The word criticism denotes, primarily, a judgment, or an act of judging; its derivation from a Greek verb meaning to discern, or to try, or to pass judgment upon, or to determine, gives it this signification. As applied to literary matters, it conveys the idea, not of fault-finding, but of fairly and justly estimating both merits and defects. In other words, it is simply an impartial judgment, or as nearly such as the given critic can render, on whatever question is under consideration.

Plainly, then, biblical criticism is merely the science and art of understanding the Scriptures. One must understand them in order to appreciate them, that is, to judge them in strict truth. But no one fully understands the Scriptures who does not know all he can about them; and in this sense, of course, nobody can be said to have an absolutely perfect comprehension of them. The little school-boy who can barely pronounce the words on the printed page does not really read his book; he will read it only when he learns to grasp the thought contained in the language. But who best lays hold of the thought of a writer? Clearly, he who knows most about the circumstances and influences that contributed to the production of the work in question, together with the truest sympathy with the author’s spirit or peculiar characteristics. The same principle holds in music, in art, in oratory, in literature generally; and he who gives the most perfect interpretation of a great work, in any of these departments of human life, is hailed as a genius and becomes a real helper of his fellowmen. It is quite so in biblical matters; he is the best interpreter of the Sacred Writings who enters most fully into the thought and spirit of their respective authors; and he alone can do this who possesses, among other qualifications, a large amount of accurate knowledge concerning the times in which they wrote and the interests they sought to subserve. Thus biblical criticism becomes simply a preparation for appreciating the Scriptures?

Such preparation requires two things: (1) a knowledge of the historical conditions under which the authors of the Bible wrote, so far as these can be reproduced to thought; and (2) a knowledge of exactly what they wrote, as nearly as this can be ascertained. Hence biblical criticism naturally divides itself into two branches, called the Lower or Textual,; and the Higher or Literary.

I. The Lower Criticism has to do with the text of Scripture. A brief account has been given in the first chapter of the way in which the writings of the Bible came down to us. Previous to the fifteenth century the only mode of transmission was that of hand-made copies. But it is evident that such copies could not be produced, by different persons, at different times, and in different countries, without a multitude of errors creeping into them. It is now known that, as a matter of fact, many thousands of such errors did actually occur, first and last; that is to say, the different manuscripts, large and small, at present known to exist, show a vast number of various readings, running all the way from a single letter, or even an accent or a breathing, to a word, a phrase, a sentence, or a paragraph. Of the New Testament alone, 3,829 manuscripts —some of them, to be sure, only little fragments had been catalogued by the year 1901 It is not surprising, therefore, to learn that the “variants” in all these amount to a total of 150,000 or more. Of course the great majority of such differences are extremely slight, and do not materially affect any important fact or truth; but others are of more serious consequence. It is neither possible nor desirable to discuss these here, but it is well for the reader to see how such variations have arisen.
━━━━━━━━━━
▸ Things to do:
**A.** Does the passage on biblical criticism support each of these statements? Answer yes or no for each, and quote the words of the passage that decide it.
(i) In literary matters, criticism means fault-finding.
(ii) Before the fifteenth century, hand-made copies were the only way the writings of the Bible were passed down.
(iii) Most of the variants among the manuscripts materially affect important facts or truths.
**B.** According to the passage on biblical criticism, what total do the variants in the New Testament manuscripts reach?

▸ Extracted data:
━━━━━━━━━━
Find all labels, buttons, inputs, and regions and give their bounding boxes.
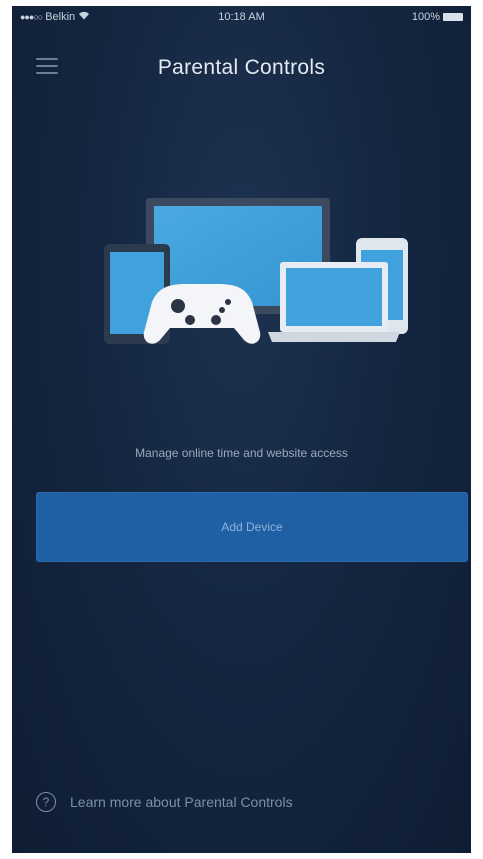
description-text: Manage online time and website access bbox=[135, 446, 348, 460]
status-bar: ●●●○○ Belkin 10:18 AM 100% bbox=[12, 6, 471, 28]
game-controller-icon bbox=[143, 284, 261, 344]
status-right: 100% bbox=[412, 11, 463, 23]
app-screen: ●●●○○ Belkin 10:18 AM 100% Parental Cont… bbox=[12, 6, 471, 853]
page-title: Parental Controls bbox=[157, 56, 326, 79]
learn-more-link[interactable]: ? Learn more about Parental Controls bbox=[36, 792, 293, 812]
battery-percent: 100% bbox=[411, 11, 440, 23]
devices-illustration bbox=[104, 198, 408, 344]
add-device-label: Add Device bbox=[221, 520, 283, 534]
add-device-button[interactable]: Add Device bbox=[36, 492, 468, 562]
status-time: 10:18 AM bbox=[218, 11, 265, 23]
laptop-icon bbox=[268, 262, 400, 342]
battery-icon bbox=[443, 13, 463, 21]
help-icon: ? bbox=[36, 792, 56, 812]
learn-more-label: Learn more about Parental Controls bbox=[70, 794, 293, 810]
━━━━━━━━━━
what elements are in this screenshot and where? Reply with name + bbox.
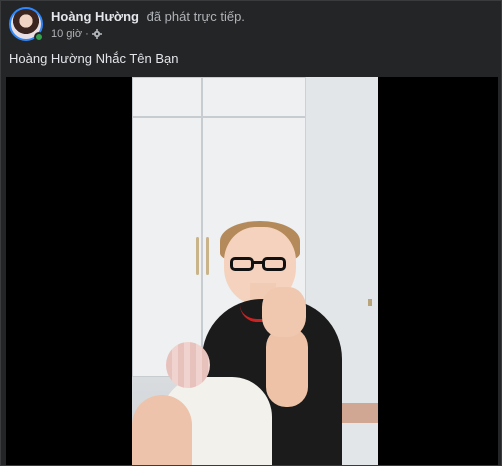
━━━━━━━━━━
▸ Task solutions:
**A.**
(i) No: "it conveys the idea, not of fault-finding, but of fairly and justly estimating both merits and defects"
(ii) Yes: "Previous to the fifteenth century the only mode of transmission was that of hand-made copies."
(iii) No: "the great majority of such differences are extremely slight, and do not materially affect any important fact or truth"

**B.** 150,000 or more.